## START Exercise material

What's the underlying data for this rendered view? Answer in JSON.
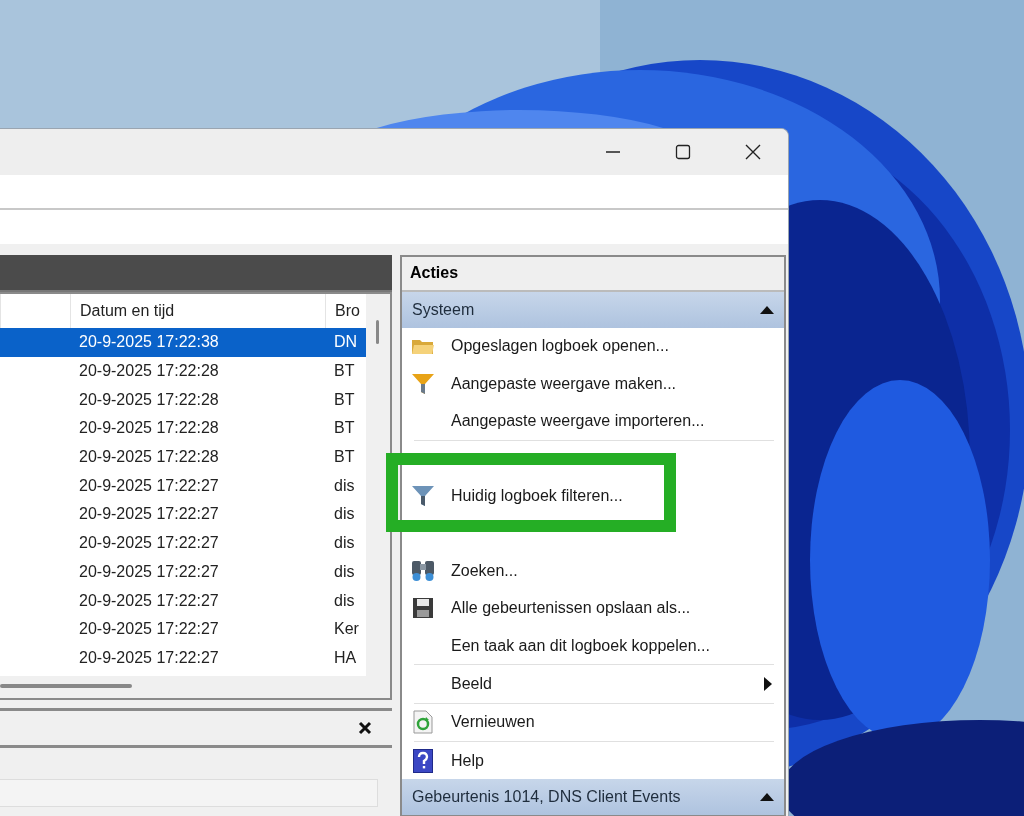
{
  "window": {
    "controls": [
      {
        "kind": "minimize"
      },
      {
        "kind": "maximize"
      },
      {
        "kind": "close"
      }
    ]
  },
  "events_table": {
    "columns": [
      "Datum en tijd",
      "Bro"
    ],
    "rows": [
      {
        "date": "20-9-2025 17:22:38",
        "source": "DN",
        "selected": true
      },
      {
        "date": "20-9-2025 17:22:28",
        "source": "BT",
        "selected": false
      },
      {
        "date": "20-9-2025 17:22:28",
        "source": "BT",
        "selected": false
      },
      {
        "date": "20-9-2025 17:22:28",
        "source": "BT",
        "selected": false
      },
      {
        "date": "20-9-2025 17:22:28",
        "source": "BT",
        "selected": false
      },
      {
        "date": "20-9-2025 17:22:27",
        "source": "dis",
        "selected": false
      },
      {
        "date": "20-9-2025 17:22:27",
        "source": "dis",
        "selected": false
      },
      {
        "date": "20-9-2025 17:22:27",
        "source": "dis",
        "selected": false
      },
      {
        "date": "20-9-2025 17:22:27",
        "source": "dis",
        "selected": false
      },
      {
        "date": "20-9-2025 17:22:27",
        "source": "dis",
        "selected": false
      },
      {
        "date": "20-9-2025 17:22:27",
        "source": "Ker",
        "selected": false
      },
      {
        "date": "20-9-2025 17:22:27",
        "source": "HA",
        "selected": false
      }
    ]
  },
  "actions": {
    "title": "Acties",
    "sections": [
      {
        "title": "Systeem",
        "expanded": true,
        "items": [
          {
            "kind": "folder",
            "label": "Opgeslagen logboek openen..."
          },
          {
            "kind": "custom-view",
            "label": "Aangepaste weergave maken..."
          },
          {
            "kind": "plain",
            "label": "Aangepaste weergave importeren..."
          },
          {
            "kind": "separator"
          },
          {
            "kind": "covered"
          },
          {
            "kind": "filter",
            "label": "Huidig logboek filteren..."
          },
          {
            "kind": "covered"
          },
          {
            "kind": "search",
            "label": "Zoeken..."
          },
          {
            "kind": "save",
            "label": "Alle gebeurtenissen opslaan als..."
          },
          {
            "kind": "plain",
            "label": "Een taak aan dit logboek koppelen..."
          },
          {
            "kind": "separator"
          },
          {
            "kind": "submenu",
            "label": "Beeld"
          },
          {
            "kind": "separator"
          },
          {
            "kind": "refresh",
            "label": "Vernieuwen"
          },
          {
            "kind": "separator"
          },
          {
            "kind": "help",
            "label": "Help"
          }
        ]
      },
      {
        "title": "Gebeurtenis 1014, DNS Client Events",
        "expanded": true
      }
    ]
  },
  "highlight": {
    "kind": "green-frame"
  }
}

## END Exercise material
## START Exercise material

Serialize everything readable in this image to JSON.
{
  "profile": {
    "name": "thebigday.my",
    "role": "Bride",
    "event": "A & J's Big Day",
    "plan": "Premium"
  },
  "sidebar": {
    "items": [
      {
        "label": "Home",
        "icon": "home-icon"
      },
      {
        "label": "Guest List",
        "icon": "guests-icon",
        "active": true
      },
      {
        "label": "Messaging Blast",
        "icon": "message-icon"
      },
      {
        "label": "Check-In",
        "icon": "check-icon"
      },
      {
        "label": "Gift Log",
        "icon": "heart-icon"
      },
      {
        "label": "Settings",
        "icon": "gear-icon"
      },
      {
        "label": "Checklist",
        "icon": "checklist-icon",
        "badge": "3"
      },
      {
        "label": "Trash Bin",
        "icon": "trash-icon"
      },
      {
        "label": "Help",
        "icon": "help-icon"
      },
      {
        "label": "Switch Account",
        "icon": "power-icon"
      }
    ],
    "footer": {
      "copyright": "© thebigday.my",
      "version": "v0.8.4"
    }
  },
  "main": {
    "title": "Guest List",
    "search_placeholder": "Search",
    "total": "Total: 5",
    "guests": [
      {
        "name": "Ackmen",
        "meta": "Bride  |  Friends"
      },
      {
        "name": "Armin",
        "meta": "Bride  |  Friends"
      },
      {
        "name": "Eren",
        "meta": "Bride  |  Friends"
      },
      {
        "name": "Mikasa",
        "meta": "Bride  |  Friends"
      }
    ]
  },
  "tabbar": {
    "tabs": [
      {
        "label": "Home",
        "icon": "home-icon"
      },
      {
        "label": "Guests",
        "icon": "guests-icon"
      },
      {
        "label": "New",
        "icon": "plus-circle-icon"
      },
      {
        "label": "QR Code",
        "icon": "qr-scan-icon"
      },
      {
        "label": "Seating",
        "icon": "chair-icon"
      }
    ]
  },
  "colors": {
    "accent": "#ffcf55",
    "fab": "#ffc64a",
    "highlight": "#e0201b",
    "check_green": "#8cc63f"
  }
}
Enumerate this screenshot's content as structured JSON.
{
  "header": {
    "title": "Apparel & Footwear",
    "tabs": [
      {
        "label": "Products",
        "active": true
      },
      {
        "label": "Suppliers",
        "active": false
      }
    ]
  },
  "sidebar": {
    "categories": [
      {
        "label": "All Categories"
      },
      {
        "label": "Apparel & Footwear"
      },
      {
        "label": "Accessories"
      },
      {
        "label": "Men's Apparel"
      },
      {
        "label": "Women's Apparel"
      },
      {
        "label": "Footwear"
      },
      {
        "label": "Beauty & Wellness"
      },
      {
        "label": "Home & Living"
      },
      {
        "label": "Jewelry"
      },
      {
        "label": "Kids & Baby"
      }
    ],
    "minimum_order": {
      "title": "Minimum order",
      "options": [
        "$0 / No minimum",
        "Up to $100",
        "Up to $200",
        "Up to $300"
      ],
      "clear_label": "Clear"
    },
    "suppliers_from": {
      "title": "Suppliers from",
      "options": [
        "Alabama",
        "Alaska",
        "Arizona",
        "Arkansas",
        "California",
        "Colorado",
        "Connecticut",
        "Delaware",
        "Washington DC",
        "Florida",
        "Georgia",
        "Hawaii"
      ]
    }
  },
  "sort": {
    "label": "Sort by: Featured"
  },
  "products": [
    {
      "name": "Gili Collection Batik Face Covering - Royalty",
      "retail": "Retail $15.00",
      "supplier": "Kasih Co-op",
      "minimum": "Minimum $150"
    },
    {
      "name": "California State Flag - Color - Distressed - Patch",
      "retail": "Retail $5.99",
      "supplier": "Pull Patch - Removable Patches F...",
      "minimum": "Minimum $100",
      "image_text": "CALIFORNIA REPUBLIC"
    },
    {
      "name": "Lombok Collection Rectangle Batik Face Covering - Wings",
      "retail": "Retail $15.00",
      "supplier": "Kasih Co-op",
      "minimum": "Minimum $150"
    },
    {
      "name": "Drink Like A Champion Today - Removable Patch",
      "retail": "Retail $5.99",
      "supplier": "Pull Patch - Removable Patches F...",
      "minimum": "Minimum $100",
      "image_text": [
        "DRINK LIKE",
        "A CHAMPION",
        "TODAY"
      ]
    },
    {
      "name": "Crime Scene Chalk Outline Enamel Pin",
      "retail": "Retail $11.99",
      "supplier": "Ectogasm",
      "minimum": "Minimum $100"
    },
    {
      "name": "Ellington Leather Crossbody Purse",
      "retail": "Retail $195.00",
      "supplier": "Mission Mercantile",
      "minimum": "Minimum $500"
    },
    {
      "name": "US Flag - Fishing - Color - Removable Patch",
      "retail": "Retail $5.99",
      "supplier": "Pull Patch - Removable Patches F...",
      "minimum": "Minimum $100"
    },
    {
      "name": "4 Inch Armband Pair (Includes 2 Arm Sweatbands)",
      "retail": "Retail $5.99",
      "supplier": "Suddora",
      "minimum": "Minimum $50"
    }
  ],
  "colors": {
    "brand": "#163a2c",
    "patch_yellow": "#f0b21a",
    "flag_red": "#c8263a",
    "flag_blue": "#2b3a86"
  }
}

## END Exercise material
## START Exercise material

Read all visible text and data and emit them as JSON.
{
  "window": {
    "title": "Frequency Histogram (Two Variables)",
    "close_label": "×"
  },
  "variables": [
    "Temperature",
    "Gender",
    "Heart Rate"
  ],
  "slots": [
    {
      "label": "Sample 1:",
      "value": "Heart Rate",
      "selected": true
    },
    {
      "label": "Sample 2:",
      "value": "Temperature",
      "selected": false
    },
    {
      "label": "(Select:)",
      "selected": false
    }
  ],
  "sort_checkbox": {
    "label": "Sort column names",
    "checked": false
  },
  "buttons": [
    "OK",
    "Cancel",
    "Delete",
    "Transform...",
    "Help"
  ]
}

## END Exercise material

Return each line with "thebigday".

**Full response**
    "name": "thebigday.my",
      "copyright": "© thebigday.my",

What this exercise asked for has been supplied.